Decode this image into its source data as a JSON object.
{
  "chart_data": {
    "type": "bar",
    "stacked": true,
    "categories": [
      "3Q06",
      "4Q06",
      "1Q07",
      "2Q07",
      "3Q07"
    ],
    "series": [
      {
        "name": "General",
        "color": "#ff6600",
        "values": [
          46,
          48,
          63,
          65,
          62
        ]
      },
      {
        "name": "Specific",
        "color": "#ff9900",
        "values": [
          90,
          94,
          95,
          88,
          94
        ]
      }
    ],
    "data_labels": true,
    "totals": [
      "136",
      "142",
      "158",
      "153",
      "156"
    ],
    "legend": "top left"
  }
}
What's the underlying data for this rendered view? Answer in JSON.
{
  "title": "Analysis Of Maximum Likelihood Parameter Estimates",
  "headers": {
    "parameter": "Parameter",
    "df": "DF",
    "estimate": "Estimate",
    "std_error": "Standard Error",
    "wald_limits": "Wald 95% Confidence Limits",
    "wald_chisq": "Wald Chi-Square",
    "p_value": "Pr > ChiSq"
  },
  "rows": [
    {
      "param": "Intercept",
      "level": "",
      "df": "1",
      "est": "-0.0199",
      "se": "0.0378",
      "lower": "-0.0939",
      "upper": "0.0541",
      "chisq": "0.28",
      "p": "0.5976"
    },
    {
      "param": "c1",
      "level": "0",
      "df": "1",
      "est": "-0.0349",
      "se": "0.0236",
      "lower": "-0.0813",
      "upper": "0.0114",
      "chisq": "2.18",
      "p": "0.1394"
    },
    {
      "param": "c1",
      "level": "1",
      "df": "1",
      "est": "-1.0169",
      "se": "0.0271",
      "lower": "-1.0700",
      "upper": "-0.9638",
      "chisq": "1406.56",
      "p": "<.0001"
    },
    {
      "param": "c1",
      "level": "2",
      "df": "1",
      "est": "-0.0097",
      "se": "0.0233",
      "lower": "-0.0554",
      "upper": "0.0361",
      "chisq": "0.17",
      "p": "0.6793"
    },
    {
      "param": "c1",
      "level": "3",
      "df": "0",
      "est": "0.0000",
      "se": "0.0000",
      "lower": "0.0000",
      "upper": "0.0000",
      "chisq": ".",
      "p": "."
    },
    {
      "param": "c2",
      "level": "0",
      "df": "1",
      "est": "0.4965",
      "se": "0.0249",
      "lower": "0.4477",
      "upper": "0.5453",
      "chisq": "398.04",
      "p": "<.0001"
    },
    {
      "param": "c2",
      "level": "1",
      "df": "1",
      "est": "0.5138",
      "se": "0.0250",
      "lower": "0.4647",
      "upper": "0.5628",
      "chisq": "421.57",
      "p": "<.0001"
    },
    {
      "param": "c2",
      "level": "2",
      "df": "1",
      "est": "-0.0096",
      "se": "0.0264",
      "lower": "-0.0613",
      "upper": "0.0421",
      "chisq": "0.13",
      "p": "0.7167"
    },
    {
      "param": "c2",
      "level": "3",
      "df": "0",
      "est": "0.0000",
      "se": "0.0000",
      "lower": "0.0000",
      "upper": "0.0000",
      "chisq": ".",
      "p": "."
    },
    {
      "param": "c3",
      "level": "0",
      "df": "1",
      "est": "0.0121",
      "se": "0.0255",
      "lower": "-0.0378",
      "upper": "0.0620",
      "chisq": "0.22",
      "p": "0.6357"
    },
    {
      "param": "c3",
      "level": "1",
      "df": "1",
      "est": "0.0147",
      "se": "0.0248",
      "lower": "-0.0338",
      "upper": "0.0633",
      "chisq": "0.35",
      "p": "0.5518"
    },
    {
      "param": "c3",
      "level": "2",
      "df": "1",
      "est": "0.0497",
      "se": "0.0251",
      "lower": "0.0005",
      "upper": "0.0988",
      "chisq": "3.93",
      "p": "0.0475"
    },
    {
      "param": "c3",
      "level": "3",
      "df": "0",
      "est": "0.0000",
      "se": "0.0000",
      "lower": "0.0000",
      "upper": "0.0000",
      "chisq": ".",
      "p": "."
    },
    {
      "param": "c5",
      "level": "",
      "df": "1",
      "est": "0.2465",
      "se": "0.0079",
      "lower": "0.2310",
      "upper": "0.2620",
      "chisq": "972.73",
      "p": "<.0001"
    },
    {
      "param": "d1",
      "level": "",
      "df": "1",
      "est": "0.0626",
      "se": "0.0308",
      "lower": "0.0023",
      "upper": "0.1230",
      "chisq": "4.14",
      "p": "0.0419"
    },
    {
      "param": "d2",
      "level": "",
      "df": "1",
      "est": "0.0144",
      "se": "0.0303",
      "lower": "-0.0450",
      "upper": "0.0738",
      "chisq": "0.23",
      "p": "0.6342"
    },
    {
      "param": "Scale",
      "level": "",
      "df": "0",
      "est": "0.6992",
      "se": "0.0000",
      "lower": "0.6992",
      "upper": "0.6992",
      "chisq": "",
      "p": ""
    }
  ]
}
================
__Goal__. Copy all data exactly, start to finish.

__Answer for this exercise__.
Decode this image into its source data as a JSON object.
{
  "chart_data": {
    "type": "bar",
    "stacked": true,
    "categories": [
      "3Q06",
      "4Q06",
      "1Q07",
      "2Q07",
      "3Q07"
    ],
    "series": [
      {
        "name": "General",
        "color": "#ff6600",
        "values": [
          46,
          48,
          63,
          65,
          62
        ]
      },
      {
        "name": "Specific",
        "color": "#ff9900",
        "values": [
          90,
          94,
          95,
          88,
          94
        ]
      }
    ],
    "data_labels": true,
    "totals": [
      "136",
      "142",
      "158",
      "153",
      "156"
    ],
    "legend": "top left"
  }
}
What's the underlying data for this rendered view? Answer in JSON.
{
  "title": "Analysis Of Maximum Likelihood Parameter Estimates",
  "headers": {
    "parameter": "Parameter",
    "df": "DF",
    "estimate": "Estimate",
    "std_error": "Standard Error",
    "wald_limits": "Wald 95% Confidence Limits",
    "wald_chisq": "Wald Chi-Square",
    "p_value": "Pr > ChiSq"
  },
  "rows": [
    {
      "param": "Intercept",
      "level": "",
      "df": "1",
      "est": "-0.0199",
      "se": "0.0378",
      "lower": "-0.0939",
      "upper": "0.0541",
      "chisq": "0.28",
      "p": "0.5976"
    },
    {
      "param": "c1",
      "level": "0",
      "df": "1",
      "est": "-0.0349",
      "se": "0.0236",
      "lower": "-0.0813",
      "upper": "0.0114",
      "chisq": "2.18",
      "p": "0.1394"
    },
    {
      "param": "c1",
      "level": "1",
      "df": "1",
      "est": "-1.0169",
      "se": "0.0271",
      "lower": "-1.0700",
      "upper": "-0.9638",
      "chisq": "1406.56",
      "p": "<.0001"
    },
    {
      "param": "c1",
      "level": "2",
      "df": "1",
      "est": "-0.0097",
      "se": "0.0233",
      "lower": "-0.0554",
      "upper": "0.0361",
      "chisq": "0.17",
      "p": "0.6793"
    },
    {
      "param": "c1",
      "level": "3",
      "df": "0",
      "est": "0.0000",
      "se": "0.0000",
      "lower": "0.0000",
      "upper": "0.0000",
      "chisq": ".",
      "p": "."
    },
    {
      "param": "c2",
      "level": "0",
      "df": "1",
      "est": "0.4965",
      "se": "0.0249",
      "lower": "0.4477",
      "upper": "0.5453",
      "chisq": "398.04",
      "p": "<.0001"
    },
    {
      "param": "c2",
      "level": "1",
      "df": "1",
      "est": "0.5138",
      "se": "0.0250",
      "lower": "0.4647",
      "upper": "0.5628",
      "chisq": "421.57",
      "p": "<.0001"
    },
    {
      "param": "c2",
      "level": "2",
      "df": "1",
      "est": "-0.0096",
      "se": "0.0264",
      "lower": "-0.0613",
      "upper": "0.0421",
      "chisq": "0.13",
      "p": "0.7167"
    },
    {
      "param": "c2",
      "level": "3",
      "df": "0",
      "est": "0.0000",
      "se": "0.0000",
      "lower": "0.0000",
      "upper": "0.0000",
      "chisq": ".",
      "p": "."
    },
    {
      "param": "c3",
      "level": "0",
      "df": "1",
      "est": "0.0121",
      "se": "0.0255",
      "lower": "-0.0378",
      "upper": "0.0620",
      "chisq": "0.22",
      "p": "0.6357"
    },
    {
      "param": "c3",
      "level": "1",
      "df": "1",
      "est": "0.0147",
      "se": "0.0248",
      "lower": "-0.0338",
      "upper": "0.0633",
      "chisq": "0.35",
      "p": "0.5518"
    },
    {
      "param": "c3",
      "level": "2",
      "df": "1",
      "est": "0.0497",
      "se": "0.0251",
      "lower": "0.0005",
      "upper": "0.0988",
      "chisq": "3.93",
      "p": "0.0475"
    },
    {
      "param": "c3",
      "level": "3",
      "df": "0",
      "est": "0.0000",
      "se": "0.0000",
      "lower": "0.0000",
      "upper": "0.0000",
      "chisq": ".",
      "p": "."
    },
    {
      "param": "c5",
      "level": "",
      "df": "1",
      "est": "0.2465",
      "se": "0.0079",
      "lower": "0.2310",
      "upper": "0.2620",
      "chisq": "972.73",
      "p": "<.0001"
    },
    {
      "param": "d1",
      "level": "",
      "df": "1",
      "est": "0.0626",
      "se": "0.0308",
      "lower": "0.0023",
      "upper": "0.1230",
      "chisq": "4.14",
      "p": "0.0419"
    },
    {
      "param": "d2",
      "level": "",
      "df": "1",
      "est": "0.0144",
      "se": "0.0303",
      "lower": "-0.0450",
      "upper": "0.0738",
      "chisq": "0.23",
      "p": "0.6342"
    },
    {
      "param": "Scale",
      "level": "",
      "df": "0",
      "est": "0.6992",
      "se": "0.0000",
      "lower": "0.6992",
      "upper": "0.6992",
      "chisq": "",
      "p": ""
    }
  ]
}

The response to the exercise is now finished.